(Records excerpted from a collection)
* Begin *

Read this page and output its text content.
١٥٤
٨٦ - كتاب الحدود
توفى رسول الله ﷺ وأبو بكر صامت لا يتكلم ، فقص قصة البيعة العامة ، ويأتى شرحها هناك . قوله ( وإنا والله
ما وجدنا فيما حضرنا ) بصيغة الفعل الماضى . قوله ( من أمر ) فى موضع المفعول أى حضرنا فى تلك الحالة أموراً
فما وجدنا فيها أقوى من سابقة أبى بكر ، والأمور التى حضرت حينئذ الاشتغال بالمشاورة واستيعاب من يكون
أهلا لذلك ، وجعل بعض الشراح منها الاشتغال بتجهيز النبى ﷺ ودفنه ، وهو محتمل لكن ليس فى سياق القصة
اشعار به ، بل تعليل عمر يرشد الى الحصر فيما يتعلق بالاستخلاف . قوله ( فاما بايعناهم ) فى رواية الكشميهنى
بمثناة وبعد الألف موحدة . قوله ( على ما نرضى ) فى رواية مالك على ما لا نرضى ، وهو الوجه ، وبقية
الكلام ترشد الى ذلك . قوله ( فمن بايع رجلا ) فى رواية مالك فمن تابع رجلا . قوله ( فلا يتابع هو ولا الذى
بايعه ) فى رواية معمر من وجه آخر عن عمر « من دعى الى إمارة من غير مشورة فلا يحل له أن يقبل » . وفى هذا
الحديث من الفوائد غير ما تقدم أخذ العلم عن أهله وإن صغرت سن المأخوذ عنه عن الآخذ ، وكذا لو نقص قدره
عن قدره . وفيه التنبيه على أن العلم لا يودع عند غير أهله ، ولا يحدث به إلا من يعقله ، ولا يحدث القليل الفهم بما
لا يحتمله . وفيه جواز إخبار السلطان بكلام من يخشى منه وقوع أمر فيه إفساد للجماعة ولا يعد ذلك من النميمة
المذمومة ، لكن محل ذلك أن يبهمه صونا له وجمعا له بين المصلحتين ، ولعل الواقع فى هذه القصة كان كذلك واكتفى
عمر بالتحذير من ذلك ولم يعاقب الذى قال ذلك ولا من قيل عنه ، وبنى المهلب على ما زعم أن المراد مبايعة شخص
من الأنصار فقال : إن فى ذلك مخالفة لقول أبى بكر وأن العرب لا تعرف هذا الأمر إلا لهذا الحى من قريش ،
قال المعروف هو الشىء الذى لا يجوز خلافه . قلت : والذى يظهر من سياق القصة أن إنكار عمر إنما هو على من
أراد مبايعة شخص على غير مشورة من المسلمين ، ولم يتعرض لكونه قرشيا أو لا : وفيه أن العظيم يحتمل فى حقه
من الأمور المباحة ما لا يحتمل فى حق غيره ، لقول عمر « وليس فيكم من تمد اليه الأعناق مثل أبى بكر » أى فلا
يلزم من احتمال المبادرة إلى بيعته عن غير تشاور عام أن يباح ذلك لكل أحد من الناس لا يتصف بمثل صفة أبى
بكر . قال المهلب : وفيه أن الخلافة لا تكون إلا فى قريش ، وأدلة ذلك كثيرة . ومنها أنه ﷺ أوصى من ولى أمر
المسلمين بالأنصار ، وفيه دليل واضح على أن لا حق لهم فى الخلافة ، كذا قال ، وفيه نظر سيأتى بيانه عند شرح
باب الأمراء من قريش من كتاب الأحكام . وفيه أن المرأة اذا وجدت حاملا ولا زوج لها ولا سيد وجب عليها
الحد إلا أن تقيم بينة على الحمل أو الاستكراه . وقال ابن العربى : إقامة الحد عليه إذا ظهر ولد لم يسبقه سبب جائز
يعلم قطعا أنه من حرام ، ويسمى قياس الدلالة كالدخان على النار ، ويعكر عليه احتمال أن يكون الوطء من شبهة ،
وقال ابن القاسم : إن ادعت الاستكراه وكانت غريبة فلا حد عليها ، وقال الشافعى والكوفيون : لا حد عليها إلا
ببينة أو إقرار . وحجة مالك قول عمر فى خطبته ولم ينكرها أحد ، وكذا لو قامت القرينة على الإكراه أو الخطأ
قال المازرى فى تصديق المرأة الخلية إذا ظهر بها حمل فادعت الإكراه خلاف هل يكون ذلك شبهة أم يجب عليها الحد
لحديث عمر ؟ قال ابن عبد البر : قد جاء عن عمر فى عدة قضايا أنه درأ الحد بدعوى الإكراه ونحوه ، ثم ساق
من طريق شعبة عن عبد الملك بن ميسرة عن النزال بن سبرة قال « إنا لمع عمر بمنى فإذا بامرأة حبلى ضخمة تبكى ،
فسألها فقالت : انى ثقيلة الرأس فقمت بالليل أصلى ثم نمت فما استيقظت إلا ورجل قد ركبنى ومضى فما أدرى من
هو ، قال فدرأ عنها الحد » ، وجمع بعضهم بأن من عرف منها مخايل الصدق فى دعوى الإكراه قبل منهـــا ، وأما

* End *

# Brief
Copy every line of the listing containing the string "الخلافة".

# Written response
بكر . قال المهلب : وفيه أن الخلافة لا تكون إلا فى قريش ، وأدلة ذلك كثيرة . ومنها أنه ﷺ أوصى من ولى أمر
المسلمين بالأنصار ، وفيه دليل واضح على أن لا حق لهم فى الخلافة ، كذا قال ، وفيه نظر سيأتى بيانه عند شرح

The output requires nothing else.